# Input rows start
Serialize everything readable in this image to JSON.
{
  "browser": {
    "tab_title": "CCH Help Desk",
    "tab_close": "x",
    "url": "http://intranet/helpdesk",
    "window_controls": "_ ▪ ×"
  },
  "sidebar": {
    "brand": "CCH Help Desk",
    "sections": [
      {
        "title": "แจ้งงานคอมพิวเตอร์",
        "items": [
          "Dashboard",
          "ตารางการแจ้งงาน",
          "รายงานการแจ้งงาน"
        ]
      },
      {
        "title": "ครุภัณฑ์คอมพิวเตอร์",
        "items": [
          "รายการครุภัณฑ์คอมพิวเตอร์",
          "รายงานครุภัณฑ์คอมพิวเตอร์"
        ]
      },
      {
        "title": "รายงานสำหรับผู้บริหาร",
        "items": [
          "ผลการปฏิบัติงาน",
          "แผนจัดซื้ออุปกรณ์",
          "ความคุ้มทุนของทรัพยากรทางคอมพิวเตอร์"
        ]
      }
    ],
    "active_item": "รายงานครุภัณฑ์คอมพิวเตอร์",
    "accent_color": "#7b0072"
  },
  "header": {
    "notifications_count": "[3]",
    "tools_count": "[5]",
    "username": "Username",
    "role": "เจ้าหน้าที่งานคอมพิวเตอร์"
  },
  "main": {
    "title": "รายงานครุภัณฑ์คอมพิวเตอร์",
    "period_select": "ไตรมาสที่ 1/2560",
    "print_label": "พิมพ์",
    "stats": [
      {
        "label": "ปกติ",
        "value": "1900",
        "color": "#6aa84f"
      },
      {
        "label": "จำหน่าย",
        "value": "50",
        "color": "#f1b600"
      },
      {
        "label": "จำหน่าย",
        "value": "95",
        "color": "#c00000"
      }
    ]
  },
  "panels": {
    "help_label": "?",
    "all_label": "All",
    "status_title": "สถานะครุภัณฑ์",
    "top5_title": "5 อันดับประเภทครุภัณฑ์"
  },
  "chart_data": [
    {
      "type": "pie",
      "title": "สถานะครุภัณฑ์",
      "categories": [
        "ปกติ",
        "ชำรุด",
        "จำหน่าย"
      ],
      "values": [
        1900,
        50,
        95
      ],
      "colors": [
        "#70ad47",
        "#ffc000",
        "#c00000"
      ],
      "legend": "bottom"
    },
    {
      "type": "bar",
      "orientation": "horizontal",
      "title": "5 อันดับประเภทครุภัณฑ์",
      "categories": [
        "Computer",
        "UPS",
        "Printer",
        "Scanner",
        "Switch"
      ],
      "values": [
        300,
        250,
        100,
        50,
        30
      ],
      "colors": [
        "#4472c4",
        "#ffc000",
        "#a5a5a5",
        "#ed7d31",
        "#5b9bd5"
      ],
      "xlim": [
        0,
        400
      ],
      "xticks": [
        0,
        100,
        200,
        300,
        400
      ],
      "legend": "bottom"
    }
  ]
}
# Input rows end
Stated task: In the entries above, identify every line with the string "บประเภทคร".

The response:
    "top5_title": "5 อันดับประเภทครุภัณฑ์"
      "title": "5 อันดับประเภทครุภัณฑ์",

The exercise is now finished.